Figure collection entries

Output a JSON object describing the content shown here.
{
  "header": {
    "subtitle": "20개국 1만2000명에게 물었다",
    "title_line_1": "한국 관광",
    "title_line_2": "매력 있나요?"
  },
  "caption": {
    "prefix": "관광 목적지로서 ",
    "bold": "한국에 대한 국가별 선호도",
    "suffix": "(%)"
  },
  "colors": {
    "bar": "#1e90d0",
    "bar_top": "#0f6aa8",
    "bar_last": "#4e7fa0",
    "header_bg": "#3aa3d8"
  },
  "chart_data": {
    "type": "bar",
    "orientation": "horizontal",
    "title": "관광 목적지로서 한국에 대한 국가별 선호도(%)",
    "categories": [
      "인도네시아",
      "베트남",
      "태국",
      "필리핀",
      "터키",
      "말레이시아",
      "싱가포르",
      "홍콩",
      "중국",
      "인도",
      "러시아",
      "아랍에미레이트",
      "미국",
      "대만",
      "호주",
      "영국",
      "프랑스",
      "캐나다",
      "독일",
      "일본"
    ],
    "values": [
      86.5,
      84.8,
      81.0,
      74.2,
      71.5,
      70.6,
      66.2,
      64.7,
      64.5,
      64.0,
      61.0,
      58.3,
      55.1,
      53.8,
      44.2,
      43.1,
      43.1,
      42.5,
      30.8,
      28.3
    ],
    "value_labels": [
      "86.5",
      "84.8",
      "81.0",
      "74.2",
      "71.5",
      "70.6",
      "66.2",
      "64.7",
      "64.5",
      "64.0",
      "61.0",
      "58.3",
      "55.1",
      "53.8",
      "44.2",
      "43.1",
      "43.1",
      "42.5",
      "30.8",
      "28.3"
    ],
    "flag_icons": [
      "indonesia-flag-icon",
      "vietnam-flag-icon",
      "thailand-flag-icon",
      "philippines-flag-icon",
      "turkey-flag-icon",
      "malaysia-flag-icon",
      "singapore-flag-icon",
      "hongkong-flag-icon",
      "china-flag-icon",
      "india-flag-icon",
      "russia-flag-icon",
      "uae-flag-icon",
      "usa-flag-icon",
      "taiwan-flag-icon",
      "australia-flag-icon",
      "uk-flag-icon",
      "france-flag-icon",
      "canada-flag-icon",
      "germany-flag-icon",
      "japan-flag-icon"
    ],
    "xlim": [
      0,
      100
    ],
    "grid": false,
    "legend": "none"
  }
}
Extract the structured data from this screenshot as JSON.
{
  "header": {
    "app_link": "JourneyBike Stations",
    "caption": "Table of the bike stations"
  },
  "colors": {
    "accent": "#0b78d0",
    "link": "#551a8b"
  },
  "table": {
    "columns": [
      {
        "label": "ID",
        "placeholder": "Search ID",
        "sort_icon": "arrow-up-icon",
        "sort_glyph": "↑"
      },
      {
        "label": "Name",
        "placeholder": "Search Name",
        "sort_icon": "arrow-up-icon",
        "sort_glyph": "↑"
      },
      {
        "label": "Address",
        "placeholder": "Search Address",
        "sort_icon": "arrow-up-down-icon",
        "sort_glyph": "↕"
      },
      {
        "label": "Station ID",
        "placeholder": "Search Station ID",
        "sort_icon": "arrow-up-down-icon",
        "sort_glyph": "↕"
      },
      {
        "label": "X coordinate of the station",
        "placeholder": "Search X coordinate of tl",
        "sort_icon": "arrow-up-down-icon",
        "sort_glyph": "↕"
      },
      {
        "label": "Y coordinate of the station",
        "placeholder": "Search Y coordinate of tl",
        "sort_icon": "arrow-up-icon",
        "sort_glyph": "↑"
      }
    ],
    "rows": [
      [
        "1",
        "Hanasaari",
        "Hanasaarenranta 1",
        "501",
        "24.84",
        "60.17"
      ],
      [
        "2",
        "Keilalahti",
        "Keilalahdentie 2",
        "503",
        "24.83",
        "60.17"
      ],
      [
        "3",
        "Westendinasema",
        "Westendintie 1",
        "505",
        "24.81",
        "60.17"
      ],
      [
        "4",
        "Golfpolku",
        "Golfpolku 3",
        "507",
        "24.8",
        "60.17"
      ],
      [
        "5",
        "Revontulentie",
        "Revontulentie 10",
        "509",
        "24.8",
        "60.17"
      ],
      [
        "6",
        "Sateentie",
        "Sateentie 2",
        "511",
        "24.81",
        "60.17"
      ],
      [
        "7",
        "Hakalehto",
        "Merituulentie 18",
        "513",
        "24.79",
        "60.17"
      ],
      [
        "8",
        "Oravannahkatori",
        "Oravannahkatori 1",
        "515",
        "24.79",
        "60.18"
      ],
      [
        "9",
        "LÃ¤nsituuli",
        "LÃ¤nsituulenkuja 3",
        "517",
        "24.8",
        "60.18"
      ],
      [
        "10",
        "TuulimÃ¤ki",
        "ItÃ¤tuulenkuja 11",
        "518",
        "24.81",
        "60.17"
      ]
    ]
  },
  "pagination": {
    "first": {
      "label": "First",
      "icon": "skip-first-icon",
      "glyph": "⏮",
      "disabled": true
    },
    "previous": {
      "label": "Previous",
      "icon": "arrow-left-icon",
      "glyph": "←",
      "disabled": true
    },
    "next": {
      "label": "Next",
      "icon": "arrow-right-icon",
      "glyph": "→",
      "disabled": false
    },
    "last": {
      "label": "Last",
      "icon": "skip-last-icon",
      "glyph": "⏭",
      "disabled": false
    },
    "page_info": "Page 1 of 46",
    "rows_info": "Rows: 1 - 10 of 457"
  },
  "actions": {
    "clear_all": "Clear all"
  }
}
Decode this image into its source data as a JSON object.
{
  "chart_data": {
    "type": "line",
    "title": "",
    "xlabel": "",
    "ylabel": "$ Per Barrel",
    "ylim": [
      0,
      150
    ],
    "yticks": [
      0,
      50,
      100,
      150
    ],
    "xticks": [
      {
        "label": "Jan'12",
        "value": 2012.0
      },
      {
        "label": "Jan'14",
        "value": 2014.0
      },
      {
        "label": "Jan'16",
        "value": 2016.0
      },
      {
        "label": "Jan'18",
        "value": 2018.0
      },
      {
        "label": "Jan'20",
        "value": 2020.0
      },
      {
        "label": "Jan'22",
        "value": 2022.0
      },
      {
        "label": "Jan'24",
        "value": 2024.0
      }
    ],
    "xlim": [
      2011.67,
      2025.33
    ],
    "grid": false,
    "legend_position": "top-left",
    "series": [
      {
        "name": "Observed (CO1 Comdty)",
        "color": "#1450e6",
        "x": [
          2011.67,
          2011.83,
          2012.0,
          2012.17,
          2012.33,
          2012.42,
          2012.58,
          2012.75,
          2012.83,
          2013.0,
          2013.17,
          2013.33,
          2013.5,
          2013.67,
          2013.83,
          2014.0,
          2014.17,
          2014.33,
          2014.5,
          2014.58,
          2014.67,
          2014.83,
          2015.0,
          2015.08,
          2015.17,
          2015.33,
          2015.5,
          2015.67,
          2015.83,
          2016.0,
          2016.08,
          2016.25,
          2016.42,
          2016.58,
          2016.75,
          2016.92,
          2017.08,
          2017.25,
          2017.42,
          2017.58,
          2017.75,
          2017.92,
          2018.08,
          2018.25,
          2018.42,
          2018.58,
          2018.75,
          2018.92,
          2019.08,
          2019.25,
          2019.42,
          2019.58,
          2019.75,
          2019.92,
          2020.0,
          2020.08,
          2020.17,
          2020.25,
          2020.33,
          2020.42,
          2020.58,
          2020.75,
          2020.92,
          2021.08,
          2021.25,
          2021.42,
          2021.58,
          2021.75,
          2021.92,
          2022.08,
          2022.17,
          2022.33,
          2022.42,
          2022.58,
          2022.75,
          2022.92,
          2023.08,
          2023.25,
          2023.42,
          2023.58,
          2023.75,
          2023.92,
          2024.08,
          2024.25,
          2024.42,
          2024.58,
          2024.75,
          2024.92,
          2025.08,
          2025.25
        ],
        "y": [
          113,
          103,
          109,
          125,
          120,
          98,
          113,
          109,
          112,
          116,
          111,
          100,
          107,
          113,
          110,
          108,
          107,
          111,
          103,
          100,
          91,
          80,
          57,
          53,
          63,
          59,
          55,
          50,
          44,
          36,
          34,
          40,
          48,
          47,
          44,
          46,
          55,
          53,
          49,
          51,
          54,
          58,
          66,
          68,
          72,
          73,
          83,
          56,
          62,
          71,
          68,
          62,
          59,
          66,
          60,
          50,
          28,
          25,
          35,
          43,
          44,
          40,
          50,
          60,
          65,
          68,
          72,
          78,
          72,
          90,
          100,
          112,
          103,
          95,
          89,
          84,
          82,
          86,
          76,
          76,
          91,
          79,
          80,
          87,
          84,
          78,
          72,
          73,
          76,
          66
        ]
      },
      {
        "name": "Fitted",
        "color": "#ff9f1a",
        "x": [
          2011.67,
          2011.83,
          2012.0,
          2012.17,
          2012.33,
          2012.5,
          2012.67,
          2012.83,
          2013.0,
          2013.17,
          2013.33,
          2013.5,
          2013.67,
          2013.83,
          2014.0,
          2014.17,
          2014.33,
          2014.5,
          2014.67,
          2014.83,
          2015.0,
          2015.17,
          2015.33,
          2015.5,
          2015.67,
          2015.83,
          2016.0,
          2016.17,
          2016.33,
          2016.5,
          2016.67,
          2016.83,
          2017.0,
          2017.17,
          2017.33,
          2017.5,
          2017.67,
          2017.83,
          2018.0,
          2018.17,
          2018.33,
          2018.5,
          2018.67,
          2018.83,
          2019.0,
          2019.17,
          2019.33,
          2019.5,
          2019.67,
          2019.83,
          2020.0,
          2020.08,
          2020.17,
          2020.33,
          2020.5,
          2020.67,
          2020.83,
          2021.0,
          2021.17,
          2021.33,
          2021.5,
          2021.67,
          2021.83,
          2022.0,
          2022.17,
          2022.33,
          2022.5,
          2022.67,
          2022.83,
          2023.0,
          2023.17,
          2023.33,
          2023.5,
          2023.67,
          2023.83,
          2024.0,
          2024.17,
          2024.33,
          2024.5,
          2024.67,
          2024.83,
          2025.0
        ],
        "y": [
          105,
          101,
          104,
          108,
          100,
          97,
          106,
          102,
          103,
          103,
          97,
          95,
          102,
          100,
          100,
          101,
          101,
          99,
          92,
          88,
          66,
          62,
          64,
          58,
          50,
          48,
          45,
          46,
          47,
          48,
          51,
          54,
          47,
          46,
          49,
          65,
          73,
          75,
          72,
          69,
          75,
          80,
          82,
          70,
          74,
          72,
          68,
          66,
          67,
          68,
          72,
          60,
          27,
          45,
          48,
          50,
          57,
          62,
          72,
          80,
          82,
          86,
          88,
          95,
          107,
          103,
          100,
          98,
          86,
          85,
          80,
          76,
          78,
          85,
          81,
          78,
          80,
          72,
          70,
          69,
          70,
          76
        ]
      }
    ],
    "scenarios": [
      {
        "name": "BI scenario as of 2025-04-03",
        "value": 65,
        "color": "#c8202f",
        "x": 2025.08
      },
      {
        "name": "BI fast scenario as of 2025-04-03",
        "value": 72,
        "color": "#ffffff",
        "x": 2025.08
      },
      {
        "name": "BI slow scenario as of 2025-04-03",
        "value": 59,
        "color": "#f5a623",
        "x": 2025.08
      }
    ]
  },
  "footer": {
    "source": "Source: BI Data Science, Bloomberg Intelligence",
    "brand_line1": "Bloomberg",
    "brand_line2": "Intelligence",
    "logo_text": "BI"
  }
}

▶ **The task**:
Copy out all lines where the word "object" appears.

▶ **Solution to the problem**:
Output a JSON object describing the content shown here.
Decode this image into its source data as a JSON object.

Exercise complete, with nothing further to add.